Output all the entries word for word. Omit the pictures.

--- START Records to use ---

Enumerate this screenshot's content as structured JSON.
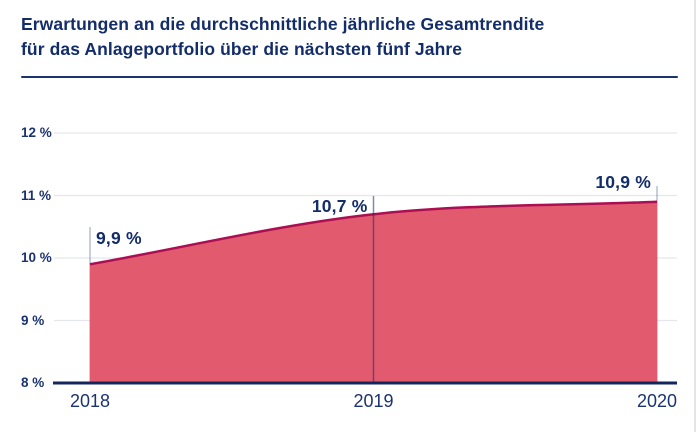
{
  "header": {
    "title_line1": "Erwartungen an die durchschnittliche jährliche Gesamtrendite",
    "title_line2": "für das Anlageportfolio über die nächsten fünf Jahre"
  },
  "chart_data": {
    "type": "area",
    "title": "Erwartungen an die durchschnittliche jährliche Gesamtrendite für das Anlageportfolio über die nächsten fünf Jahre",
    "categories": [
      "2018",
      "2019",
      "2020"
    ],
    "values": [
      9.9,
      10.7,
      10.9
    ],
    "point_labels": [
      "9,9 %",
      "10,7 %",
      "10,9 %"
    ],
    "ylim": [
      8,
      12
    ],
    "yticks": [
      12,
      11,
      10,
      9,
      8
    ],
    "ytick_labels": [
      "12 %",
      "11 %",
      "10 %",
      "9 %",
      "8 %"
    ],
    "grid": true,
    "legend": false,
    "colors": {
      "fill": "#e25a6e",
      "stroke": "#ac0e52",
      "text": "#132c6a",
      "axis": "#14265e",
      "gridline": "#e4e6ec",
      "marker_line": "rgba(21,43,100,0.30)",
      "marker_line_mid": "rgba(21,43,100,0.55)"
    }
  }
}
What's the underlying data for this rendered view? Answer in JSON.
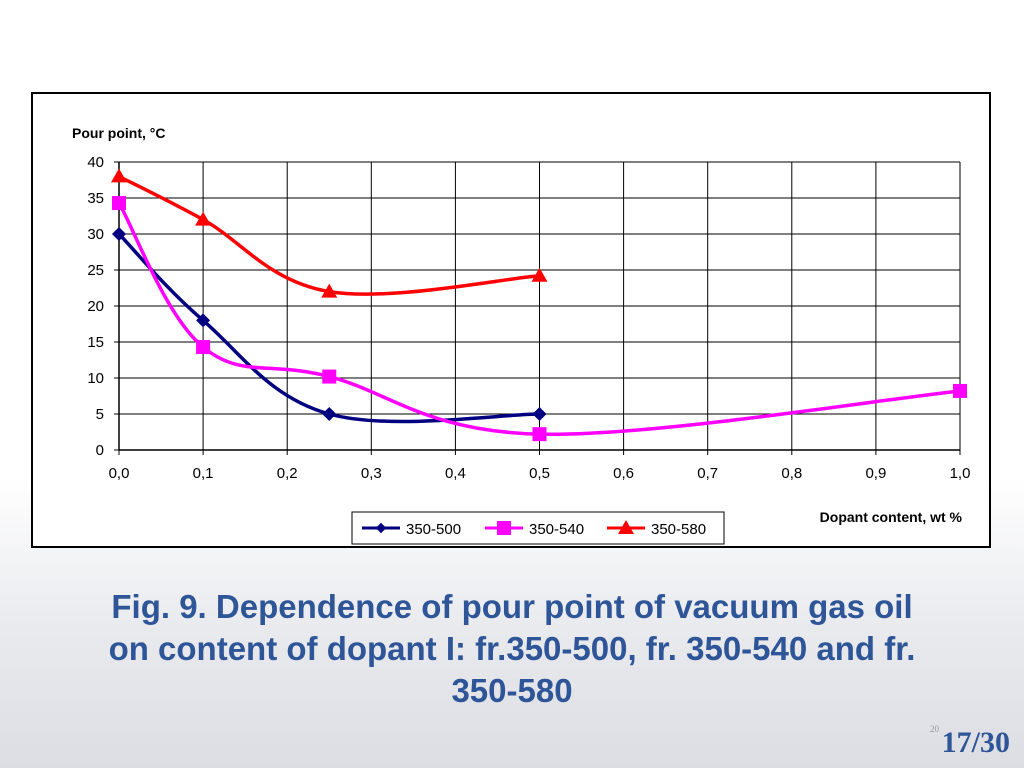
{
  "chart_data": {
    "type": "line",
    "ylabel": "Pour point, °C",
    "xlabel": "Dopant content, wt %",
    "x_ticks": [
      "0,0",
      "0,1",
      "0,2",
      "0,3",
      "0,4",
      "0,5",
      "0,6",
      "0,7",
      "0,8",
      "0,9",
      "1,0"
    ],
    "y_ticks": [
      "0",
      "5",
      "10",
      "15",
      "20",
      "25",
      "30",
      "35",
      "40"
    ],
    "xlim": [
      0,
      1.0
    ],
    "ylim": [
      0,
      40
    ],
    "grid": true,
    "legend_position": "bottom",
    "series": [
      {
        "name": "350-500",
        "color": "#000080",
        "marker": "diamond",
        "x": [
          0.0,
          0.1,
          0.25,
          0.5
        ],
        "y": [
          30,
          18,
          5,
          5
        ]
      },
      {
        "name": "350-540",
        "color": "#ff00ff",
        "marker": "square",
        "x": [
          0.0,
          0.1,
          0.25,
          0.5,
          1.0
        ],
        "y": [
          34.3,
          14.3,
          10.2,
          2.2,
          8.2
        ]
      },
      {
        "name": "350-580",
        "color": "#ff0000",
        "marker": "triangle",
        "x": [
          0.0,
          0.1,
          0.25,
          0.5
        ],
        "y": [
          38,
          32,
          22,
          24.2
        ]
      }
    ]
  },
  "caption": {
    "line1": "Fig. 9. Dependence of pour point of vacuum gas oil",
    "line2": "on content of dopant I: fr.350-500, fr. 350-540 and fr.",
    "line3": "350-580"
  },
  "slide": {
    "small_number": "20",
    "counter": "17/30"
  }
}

--- END Records to use ---

> Response:
Enumerate this screenshot's content as structured JSON.
{
  "header": {
    "title_line1": "Erwartungen an die durchschnittliche jährliche Gesamtrendite",
    "title_line2": "für das Anlageportfolio über die nächsten fünf Jahre"
  },
  "chart_data": {
    "type": "area",
    "title": "Erwartungen an die durchschnittliche jährliche Gesamtrendite für das Anlageportfolio über die nächsten fünf Jahre",
    "categories": [
      "2018",
      "2019",
      "2020"
    ],
    "values": [
      9.9,
      10.7,
      10.9
    ],
    "point_labels": [
      "9,9 %",
      "10,7 %",
      "10,9 %"
    ],
    "ylim": [
      8,
      12
    ],
    "yticks": [
      12,
      11,
      10,
      9,
      8
    ],
    "ytick_labels": [
      "12 %",
      "11 %",
      "10 %",
      "9 %",
      "8 %"
    ],
    "grid": true,
    "legend": false,
    "colors": {
      "fill": "#e25a6e",
      "stroke": "#ac0e52",
      "text": "#132c6a",
      "axis": "#14265e",
      "gridline": "#e4e6ec",
      "marker_line": "rgba(21,43,100,0.30)",
      "marker_line_mid": "rgba(21,43,100,0.55)"
    }
  }
}
What's the underlying data for this rendered view? Answer in JSON.
{
  "chart_data": {
    "type": "line",
    "ylabel": "Pour point, °C",
    "xlabel": "Dopant content, wt %",
    "x_ticks": [
      "0,0",
      "0,1",
      "0,2",
      "0,3",
      "0,4",
      "0,5",
      "0,6",
      "0,7",
      "0,8",
      "0,9",
      "1,0"
    ],
    "y_ticks": [
      "0",
      "5",
      "10",
      "15",
      "20",
      "25",
      "30",
      "35",
      "40"
    ],
    "xlim": [
      0,
      1.0
    ],
    "ylim": [
      0,
      40
    ],
    "grid": true,
    "legend_position": "bottom",
    "series": [
      {
        "name": "350-500",
        "color": "#000080",
        "marker": "diamond",
        "x": [
          0.0,
          0.1,
          0.25,
          0.5
        ],
        "y": [
          30,
          18,
          5,
          5
        ]
      },
      {
        "name": "350-540",
        "color": "#ff00ff",
        "marker": "square",
        "x": [
          0.0,
          0.1,
          0.25,
          0.5,
          1.0
        ],
        "y": [
          34.3,
          14.3,
          10.2,
          2.2,
          8.2
        ]
      },
      {
        "name": "350-580",
        "color": "#ff0000",
        "marker": "triangle",
        "x": [
          0.0,
          0.1,
          0.25,
          0.5
        ],
        "y": [
          38,
          32,
          22,
          24.2
        ]
      }
    ]
  },
  "caption": {
    "line1": "Fig. 9. Dependence of pour point of vacuum gas oil",
    "line2": "on content of dopant I: fr.350-500, fr. 350-540 and fr.",
    "line3": "350-580"
  },
  "slide": {
    "small_number": "20",
    "counter": "17/30"
  }
}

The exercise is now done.